(Extracted records)
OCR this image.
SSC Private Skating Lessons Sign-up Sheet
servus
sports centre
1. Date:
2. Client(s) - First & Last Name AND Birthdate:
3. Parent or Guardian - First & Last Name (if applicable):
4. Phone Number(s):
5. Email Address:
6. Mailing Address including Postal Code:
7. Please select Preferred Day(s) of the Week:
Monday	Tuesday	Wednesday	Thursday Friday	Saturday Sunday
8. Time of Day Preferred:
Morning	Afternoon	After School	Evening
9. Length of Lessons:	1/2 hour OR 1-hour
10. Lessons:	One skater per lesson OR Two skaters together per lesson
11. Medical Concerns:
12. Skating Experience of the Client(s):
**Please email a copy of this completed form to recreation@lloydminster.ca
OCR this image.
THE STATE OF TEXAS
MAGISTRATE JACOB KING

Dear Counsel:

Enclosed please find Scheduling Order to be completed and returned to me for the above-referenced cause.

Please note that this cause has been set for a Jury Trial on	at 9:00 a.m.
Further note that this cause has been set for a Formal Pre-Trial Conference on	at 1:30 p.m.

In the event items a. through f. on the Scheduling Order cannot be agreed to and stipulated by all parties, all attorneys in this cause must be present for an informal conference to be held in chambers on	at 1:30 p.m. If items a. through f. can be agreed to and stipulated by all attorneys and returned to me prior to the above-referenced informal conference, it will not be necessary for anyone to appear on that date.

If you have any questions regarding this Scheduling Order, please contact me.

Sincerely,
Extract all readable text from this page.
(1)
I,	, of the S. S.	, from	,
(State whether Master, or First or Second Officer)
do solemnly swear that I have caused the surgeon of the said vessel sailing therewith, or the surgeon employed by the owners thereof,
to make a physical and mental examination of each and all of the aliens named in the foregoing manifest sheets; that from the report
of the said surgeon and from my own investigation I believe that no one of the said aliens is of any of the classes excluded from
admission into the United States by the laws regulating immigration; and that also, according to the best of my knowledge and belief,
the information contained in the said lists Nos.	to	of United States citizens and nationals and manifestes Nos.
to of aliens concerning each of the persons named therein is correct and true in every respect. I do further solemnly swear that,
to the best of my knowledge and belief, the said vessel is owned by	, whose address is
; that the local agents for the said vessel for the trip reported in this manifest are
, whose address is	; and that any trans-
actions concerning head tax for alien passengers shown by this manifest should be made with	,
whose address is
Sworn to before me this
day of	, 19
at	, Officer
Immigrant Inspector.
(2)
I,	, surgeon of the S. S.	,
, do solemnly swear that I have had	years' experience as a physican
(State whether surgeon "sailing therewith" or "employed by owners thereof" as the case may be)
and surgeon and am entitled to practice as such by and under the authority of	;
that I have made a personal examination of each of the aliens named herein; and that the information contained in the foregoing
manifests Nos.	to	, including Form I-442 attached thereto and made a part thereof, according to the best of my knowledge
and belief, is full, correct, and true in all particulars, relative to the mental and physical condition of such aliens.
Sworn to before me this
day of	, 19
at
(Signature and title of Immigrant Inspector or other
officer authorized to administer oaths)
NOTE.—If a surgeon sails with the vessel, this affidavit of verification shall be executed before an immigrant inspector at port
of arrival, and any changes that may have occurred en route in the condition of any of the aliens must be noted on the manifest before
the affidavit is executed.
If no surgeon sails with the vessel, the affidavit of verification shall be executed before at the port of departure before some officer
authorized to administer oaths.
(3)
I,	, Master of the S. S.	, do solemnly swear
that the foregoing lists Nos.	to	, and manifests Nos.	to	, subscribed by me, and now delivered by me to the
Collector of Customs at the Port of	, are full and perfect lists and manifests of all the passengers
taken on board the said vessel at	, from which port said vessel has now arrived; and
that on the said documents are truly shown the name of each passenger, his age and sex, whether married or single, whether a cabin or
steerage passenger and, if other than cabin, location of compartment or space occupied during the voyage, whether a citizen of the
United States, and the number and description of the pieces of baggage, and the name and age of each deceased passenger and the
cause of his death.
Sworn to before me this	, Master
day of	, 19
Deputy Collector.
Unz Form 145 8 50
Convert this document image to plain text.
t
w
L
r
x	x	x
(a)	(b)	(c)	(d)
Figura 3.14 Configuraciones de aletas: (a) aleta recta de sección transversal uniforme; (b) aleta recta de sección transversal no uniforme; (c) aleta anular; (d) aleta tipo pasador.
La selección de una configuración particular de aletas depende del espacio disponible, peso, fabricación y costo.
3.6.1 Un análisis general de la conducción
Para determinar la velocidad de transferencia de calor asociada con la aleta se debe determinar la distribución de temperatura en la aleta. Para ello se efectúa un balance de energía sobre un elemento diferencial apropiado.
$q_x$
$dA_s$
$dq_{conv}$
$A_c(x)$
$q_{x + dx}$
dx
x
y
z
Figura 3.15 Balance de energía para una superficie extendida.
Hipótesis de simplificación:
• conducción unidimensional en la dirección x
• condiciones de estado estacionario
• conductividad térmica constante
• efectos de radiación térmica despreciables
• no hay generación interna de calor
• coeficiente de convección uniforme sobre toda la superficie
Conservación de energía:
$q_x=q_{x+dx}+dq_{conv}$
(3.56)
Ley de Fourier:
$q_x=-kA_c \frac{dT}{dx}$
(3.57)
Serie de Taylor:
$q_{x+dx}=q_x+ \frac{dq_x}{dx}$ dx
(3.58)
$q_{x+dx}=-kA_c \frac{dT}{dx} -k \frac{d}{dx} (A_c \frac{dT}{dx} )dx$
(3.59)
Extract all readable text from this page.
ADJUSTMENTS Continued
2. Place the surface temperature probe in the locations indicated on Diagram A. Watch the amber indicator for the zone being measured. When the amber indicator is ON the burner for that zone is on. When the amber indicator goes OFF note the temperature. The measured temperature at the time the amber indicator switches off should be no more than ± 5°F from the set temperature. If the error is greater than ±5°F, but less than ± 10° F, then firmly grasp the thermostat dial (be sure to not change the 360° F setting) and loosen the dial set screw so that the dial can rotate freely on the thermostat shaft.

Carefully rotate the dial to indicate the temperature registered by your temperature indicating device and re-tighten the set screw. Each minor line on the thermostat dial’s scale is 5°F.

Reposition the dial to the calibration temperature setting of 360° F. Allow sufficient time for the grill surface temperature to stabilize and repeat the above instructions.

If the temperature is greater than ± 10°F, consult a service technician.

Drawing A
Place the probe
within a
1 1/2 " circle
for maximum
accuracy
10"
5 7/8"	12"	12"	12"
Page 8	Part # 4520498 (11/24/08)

Set exercise:
Of the lines in the material above, state how many contain the string "uniforme"; give no other text.

Exercise solution:
2